++++ RECORDS SHOWN ++++

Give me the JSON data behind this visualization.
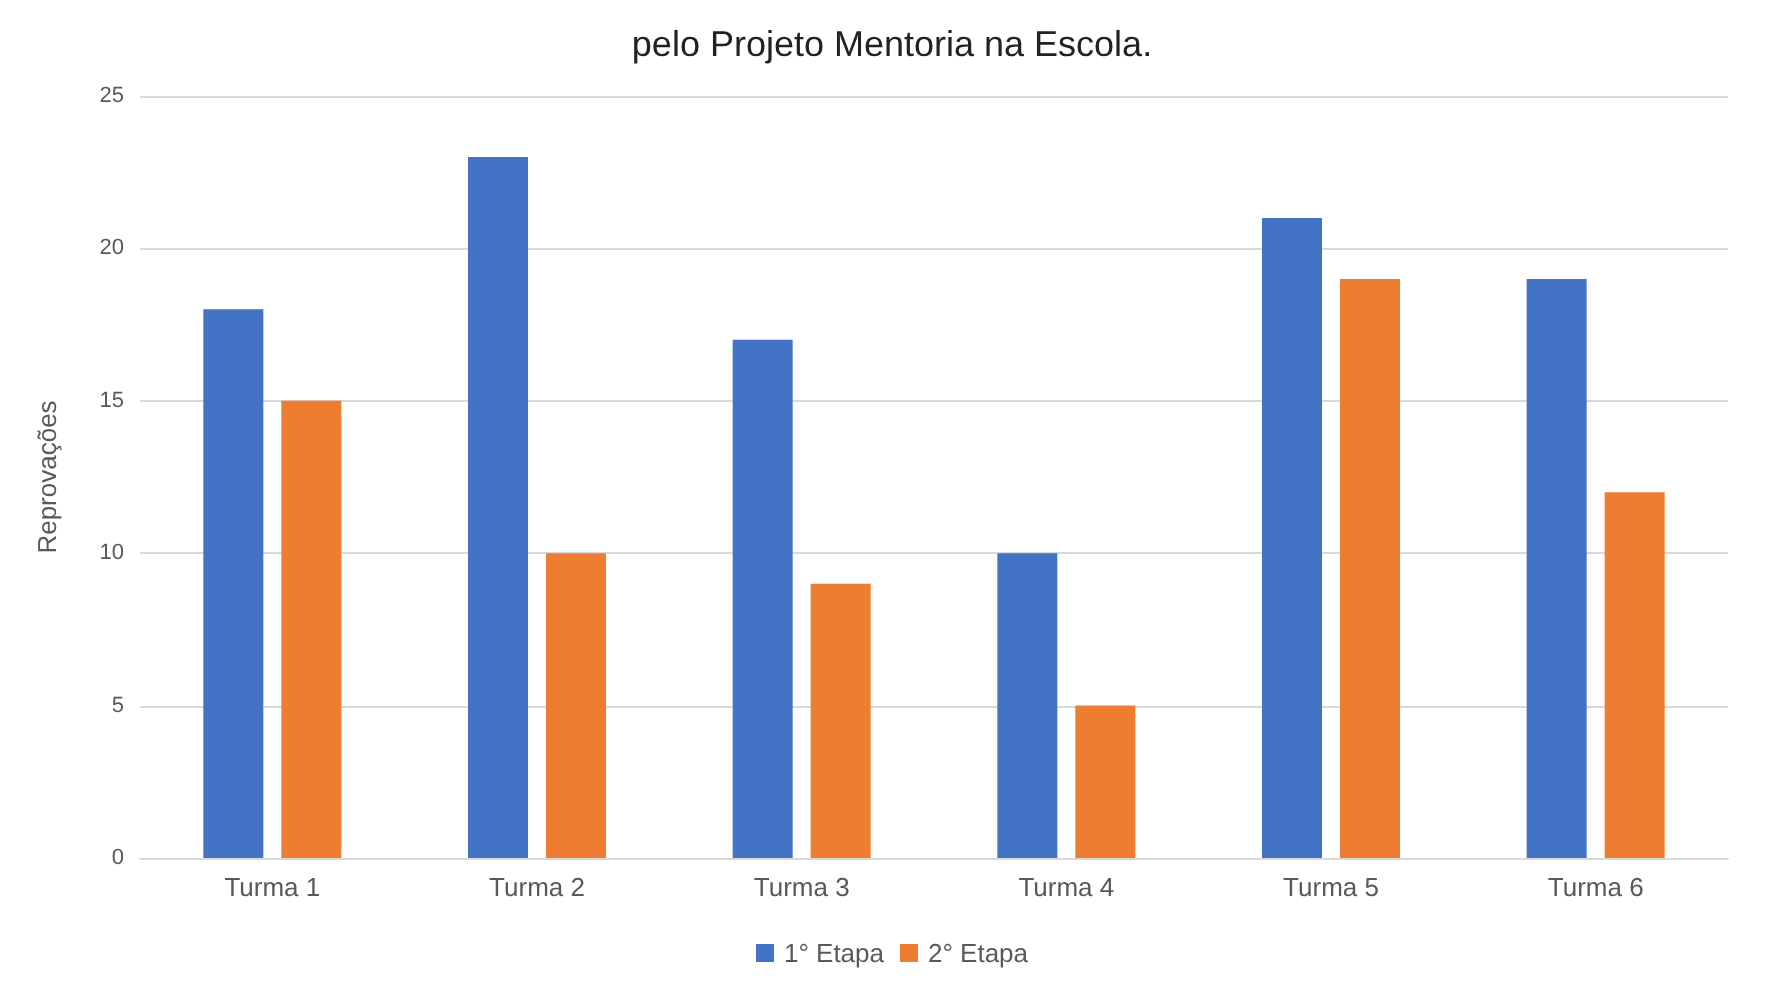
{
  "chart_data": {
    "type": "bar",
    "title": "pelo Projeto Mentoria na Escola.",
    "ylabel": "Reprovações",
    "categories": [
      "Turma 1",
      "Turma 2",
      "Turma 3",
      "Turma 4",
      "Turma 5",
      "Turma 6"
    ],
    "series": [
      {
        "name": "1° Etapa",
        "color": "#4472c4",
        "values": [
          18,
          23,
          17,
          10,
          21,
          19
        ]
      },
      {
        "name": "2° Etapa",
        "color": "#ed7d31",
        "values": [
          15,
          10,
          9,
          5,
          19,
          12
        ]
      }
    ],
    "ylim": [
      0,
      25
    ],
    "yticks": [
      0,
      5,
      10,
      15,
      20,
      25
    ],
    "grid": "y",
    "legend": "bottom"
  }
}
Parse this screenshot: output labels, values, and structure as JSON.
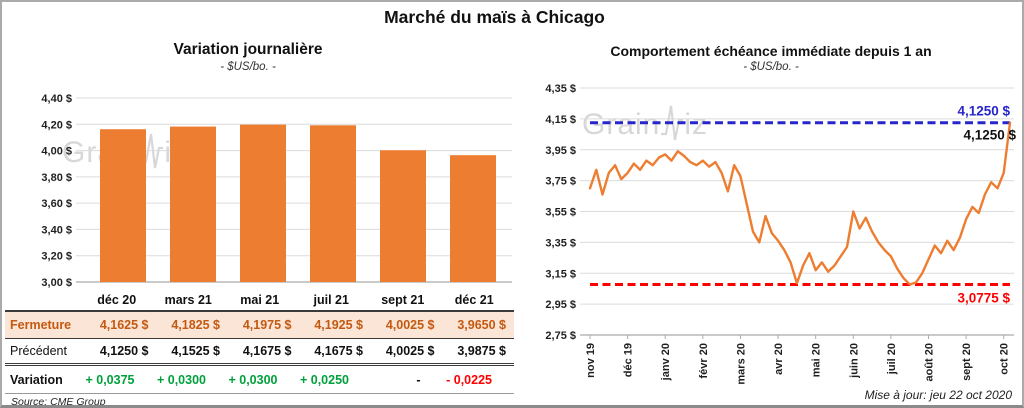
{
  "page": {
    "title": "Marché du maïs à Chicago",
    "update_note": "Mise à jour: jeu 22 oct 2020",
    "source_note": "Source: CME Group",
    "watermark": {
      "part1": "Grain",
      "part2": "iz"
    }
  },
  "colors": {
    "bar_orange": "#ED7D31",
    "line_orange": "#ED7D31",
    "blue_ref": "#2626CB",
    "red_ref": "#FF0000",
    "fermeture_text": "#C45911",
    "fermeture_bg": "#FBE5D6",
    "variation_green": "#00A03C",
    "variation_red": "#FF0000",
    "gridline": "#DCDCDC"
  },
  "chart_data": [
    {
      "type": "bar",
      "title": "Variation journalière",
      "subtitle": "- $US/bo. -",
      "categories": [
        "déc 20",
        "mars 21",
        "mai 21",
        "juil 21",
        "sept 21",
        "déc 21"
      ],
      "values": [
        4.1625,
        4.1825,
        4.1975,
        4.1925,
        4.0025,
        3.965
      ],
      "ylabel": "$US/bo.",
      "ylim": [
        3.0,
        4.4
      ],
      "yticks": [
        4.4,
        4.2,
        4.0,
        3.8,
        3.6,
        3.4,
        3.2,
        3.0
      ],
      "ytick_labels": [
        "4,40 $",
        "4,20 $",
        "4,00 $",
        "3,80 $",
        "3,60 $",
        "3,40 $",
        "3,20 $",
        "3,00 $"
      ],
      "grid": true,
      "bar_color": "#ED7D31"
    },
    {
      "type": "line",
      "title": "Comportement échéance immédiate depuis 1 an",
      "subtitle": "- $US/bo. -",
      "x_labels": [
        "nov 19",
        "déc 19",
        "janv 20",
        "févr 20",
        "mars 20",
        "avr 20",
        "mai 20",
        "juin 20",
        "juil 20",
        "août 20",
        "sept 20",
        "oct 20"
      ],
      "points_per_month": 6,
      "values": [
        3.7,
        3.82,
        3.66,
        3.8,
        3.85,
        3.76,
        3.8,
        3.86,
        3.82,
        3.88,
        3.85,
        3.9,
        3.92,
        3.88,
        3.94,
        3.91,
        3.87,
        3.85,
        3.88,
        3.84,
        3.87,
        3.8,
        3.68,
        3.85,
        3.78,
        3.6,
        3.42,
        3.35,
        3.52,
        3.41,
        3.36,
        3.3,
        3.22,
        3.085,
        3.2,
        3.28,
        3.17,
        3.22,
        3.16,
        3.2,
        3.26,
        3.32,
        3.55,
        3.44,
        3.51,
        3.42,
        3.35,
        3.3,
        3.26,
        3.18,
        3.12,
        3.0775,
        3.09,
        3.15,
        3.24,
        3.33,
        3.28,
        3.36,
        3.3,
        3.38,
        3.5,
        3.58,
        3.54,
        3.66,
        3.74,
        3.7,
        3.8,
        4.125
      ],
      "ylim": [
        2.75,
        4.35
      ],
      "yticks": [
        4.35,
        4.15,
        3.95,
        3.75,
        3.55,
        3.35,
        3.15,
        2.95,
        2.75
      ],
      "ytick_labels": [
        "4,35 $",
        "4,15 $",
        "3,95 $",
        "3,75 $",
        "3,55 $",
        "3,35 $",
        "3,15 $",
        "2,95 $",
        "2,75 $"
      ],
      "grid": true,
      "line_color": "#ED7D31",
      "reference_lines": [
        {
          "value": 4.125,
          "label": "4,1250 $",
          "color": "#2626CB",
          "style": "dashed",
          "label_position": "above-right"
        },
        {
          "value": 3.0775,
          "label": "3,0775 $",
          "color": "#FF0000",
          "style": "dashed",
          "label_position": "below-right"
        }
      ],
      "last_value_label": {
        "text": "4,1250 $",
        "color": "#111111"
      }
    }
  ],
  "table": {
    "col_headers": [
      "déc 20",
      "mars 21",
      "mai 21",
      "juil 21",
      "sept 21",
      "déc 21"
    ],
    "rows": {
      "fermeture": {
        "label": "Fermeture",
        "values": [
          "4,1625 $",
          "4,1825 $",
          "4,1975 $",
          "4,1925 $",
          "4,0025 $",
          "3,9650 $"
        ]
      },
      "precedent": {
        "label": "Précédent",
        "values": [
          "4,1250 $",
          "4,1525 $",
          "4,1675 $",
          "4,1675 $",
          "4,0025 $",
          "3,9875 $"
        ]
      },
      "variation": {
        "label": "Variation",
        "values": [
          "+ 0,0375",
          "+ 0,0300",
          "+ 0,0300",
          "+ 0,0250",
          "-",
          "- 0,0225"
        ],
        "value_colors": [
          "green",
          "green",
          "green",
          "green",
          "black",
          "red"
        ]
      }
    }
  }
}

++++

▶ **THE EXERCISE**
Quote the preceding records in their entirety, excluding every picture.

▶ **THE REPLY**
Give me the JSON data behind this visualization.
{
  "chart_data": {
    "type": "bar",
    "title": "pelo Projeto Mentoria na Escola.",
    "ylabel": "Reprovações",
    "categories": [
      "Turma 1",
      "Turma 2",
      "Turma 3",
      "Turma 4",
      "Turma 5",
      "Turma 6"
    ],
    "series": [
      {
        "name": "1° Etapa",
        "color": "#4472c4",
        "values": [
          18,
          23,
          17,
          10,
          21,
          19
        ]
      },
      {
        "name": "2° Etapa",
        "color": "#ed7d31",
        "values": [
          15,
          10,
          9,
          5,
          19,
          12
        ]
      }
    ],
    "ylim": [
      0,
      25
    ],
    "yticks": [
      0,
      5,
      10,
      15,
      20,
      25
    ],
    "grid": "y",
    "legend": "bottom"
  }
}
Parse this screenshot: output labels, values, and structure as JSON.
{
  "page": {
    "title": "Marché du maïs à Chicago",
    "update_note": "Mise à jour: jeu 22 oct 2020",
    "source_note": "Source: CME Group",
    "watermark": {
      "part1": "Grain",
      "part2": "iz"
    }
  },
  "colors": {
    "bar_orange": "#ED7D31",
    "line_orange": "#ED7D31",
    "blue_ref": "#2626CB",
    "red_ref": "#FF0000",
    "fermeture_text": "#C45911",
    "fermeture_bg": "#FBE5D6",
    "variation_green": "#00A03C",
    "variation_red": "#FF0000",
    "gridline": "#DCDCDC"
  },
  "chart_data": [
    {
      "type": "bar",
      "title": "Variation journalière",
      "subtitle": "- $US/bo. -",
      "categories": [
        "déc 20",
        "mars 21",
        "mai 21",
        "juil 21",
        "sept 21",
        "déc 21"
      ],
      "values": [
        4.1625,
        4.1825,
        4.1975,
        4.1925,
        4.0025,
        3.965
      ],
      "ylabel": "$US/bo.",
      "ylim": [
        3.0,
        4.4
      ],
      "yticks": [
        4.4,
        4.2,
        4.0,
        3.8,
        3.6,
        3.4,
        3.2,
        3.0
      ],
      "ytick_labels": [
        "4,40 $",
        "4,20 $",
        "4,00 $",
        "3,80 $",
        "3,60 $",
        "3,40 $",
        "3,20 $",
        "3,00 $"
      ],
      "grid": true,
      "bar_color": "#ED7D31"
    },
    {
      "type": "line",
      "title": "Comportement échéance immédiate depuis 1 an",
      "subtitle": "- $US/bo. -",
      "x_labels": [
        "nov 19",
        "déc 19",
        "janv 20",
        "févr 20",
        "mars 20",
        "avr 20",
        "mai 20",
        "juin 20",
        "juil 20",
        "août 20",
        "sept 20",
        "oct 20"
      ],
      "points_per_month": 6,
      "values": [
        3.7,
        3.82,
        3.66,
        3.8,
        3.85,
        3.76,
        3.8,
        3.86,
        3.82,
        3.88,
        3.85,
        3.9,
        3.92,
        3.88,
        3.94,
        3.91,
        3.87,
        3.85,
        3.88,
        3.84,
        3.87,
        3.8,
        3.68,
        3.85,
        3.78,
        3.6,
        3.42,
        3.35,
        3.52,
        3.41,
        3.36,
        3.3,
        3.22,
        3.085,
        3.2,
        3.28,
        3.17,
        3.22,
        3.16,
        3.2,
        3.26,
        3.32,
        3.55,
        3.44,
        3.51,
        3.42,
        3.35,
        3.3,
        3.26,
        3.18,
        3.12,
        3.0775,
        3.09,
        3.15,
        3.24,
        3.33,
        3.28,
        3.36,
        3.3,
        3.38,
        3.5,
        3.58,
        3.54,
        3.66,
        3.74,
        3.7,
        3.8,
        4.125
      ],
      "ylim": [
        2.75,
        4.35
      ],
      "yticks": [
        4.35,
        4.15,
        3.95,
        3.75,
        3.55,
        3.35,
        3.15,
        2.95,
        2.75
      ],
      "ytick_labels": [
        "4,35 $",
        "4,15 $",
        "3,95 $",
        "3,75 $",
        "3,55 $",
        "3,35 $",
        "3,15 $",
        "2,95 $",
        "2,75 $"
      ],
      "grid": true,
      "line_color": "#ED7D31",
      "reference_lines": [
        {
          "value": 4.125,
          "label": "4,1250 $",
          "color": "#2626CB",
          "style": "dashed",
          "label_position": "above-right"
        },
        {
          "value": 3.0775,
          "label": "3,0775 $",
          "color": "#FF0000",
          "style": "dashed",
          "label_position": "below-right"
        }
      ],
      "last_value_label": {
        "text": "4,1250 $",
        "color": "#111111"
      }
    }
  ],
  "table": {
    "col_headers": [
      "déc 20",
      "mars 21",
      "mai 21",
      "juil 21",
      "sept 21",
      "déc 21"
    ],
    "rows": {
      "fermeture": {
        "label": "Fermeture",
        "values": [
          "4,1625 $",
          "4,1825 $",
          "4,1975 $",
          "4,1925 $",
          "4,0025 $",
          "3,9650 $"
        ]
      },
      "precedent": {
        "label": "Précédent",
        "values": [
          "4,1250 $",
          "4,1525 $",
          "4,1675 $",
          "4,1675 $",
          "4,0025 $",
          "3,9875 $"
        ]
      },
      "variation": {
        "label": "Variation",
        "values": [
          "+ 0,0375",
          "+ 0,0300",
          "+ 0,0300",
          "+ 0,0250",
          "-",
          "- 0,0225"
        ],
        "value_colors": [
          "green",
          "green",
          "green",
          "green",
          "black",
          "red"
        ]
      }
    }
  }
}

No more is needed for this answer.